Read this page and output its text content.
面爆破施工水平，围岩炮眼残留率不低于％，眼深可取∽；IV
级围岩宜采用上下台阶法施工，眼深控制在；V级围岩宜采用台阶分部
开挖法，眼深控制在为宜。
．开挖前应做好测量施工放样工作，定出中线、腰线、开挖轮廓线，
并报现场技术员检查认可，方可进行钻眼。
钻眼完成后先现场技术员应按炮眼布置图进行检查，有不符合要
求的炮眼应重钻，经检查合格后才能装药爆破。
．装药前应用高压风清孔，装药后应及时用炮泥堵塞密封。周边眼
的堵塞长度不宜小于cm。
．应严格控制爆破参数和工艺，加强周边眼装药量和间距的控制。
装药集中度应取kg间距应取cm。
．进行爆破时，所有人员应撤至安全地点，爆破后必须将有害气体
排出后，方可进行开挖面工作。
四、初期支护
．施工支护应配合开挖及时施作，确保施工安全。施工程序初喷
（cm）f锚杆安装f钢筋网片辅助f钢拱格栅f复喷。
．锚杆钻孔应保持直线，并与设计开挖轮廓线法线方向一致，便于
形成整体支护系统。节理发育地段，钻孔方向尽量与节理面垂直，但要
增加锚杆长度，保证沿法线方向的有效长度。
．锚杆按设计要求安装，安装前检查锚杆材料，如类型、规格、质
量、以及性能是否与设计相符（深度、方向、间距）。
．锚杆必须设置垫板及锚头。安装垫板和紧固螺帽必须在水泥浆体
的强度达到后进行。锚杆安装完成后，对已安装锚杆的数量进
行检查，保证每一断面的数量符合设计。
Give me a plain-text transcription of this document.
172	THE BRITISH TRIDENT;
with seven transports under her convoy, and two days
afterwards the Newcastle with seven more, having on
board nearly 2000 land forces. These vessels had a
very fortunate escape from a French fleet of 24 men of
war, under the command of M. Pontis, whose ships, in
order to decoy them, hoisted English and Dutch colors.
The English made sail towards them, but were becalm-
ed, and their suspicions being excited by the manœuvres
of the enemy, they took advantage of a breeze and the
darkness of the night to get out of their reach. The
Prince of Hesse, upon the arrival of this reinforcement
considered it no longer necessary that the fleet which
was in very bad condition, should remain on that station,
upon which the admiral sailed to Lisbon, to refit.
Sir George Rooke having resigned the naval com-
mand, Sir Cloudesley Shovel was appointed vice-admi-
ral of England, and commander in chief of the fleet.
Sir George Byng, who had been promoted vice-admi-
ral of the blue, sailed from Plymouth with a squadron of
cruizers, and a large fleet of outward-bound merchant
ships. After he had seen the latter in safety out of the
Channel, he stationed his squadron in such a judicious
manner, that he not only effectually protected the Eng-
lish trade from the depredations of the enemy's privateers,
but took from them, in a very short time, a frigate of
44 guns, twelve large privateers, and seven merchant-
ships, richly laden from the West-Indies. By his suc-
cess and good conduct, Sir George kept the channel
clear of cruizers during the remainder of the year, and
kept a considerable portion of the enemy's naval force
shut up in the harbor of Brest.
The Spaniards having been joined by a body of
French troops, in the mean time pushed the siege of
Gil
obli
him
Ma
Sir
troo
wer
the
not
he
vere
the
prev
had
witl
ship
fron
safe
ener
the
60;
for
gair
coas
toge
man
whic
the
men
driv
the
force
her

* [REQUIREMENT] From the records above, extract each line exactly as shown.

* [FINAL ANSWER]
Read this page and output its text content.
面爆破施工水平，围岩炮眼残留率不低于％，眼深可取∽；IV
级围岩宜采用上下台阶法施工，眼深控制在；V级围岩宜采用台阶分部
开挖法，眼深控制在为宜。
．开挖前应做好测量施工放样工作，定出中线、腰线、开挖轮廓线，
并报现场技术员检查认可，方可进行钻眼。
钻眼完成后先现场技术员应按炮眼布置图进行检查，有不符合要
求的炮眼应重钻，经检查合格后才能装药爆破。
．装药前应用高压风清孔，装药后应及时用炮泥堵塞密封。周边眼
的堵塞长度不宜小于cm。
．应严格控制爆破参数和工艺，加强周边眼装药量和间距的控制。
装药集中度应取kg间距应取cm。
．进行爆破时，所有人员应撤至安全地点，爆破后必须将有害气体
排出后，方可进行开挖面工作。
四、初期支护
．施工支护应配合开挖及时施作，确保施工安全。施工程序初喷
（cm）f锚杆安装f钢筋网片辅助f钢拱格栅f复喷。
．锚杆钻孔应保持直线，并与设计开挖轮廓线法线方向一致，便于
形成整体支护系统。节理发育地段，钻孔方向尽量与节理面垂直，但要
增加锚杆长度，保证沿法线方向的有效长度。
．锚杆按设计要求安装，安装前检查锚杆材料，如类型、规格、质
量、以及性能是否与设计相符（深度、方向、间距）。
．锚杆必须设置垫板及锚头。安装垫板和紧固螺帽必须在水泥浆体
的强度达到后进行。锚杆安装完成后，对已安装锚杆的数量进
行检查，保证每一断面的数量符合设计。
Give me a plain-text transcription of this document.
172	THE BRITISH TRIDENT;
with seven transports under her convoy, and two days
afterwards the Newcastle with seven more, having on
board nearly 2000 land forces. These vessels had a
very fortunate escape from a French fleet of 24 men of
war, under the command of M. Pontis, whose ships, in
order to decoy them, hoisted English and Dutch colors.
The English made sail towards them, but were becalm-
ed, and their suspicions being excited by the manœuvres
of the enemy, they took advantage of a breeze and the
darkness of the night to get out of their reach. The
Prince of Hesse, upon the arrival of this reinforcement
considered it no longer necessary that the fleet which
was in very bad condition, should remain on that station,
upon which the admiral sailed to Lisbon, to refit.
Sir George Rooke having resigned the naval com-
mand, Sir Cloudesley Shovel was appointed vice-admi-
ral of England, and commander in chief of the fleet.
Sir George Byng, who had been promoted vice-admi-
ral of the blue, sailed from Plymouth with a squadron of
cruizers, and a large fleet of outward-bound merchant
ships. After he had seen the latter in safety out of the
Channel, he stationed his squadron in such a judicious
manner, that he not only effectually protected the Eng-
lish trade from the depredations of the enemy's privateers,
but took from them, in a very short time, a frigate of
44 guns, twelve large privateers, and seven merchant-
ships, richly laden from the West-Indies. By his suc-
cess and good conduct, Sir George kept the channel
clear of cruizers during the remainder of the year, and
kept a considerable portion of the enemy's naval force
shut up in the harbor of Brest.
The Spaniards having been joined by a body of
French troops, in the mean time pushed the siege of
Gil
obli
him
Ma
Sir
troo
wer
the
not
he
vere
the
prev
had
witl
ship
fron
safe
ener
the
60;
for
gair
coas
toge
man
whic
the
men
driv
the
force
her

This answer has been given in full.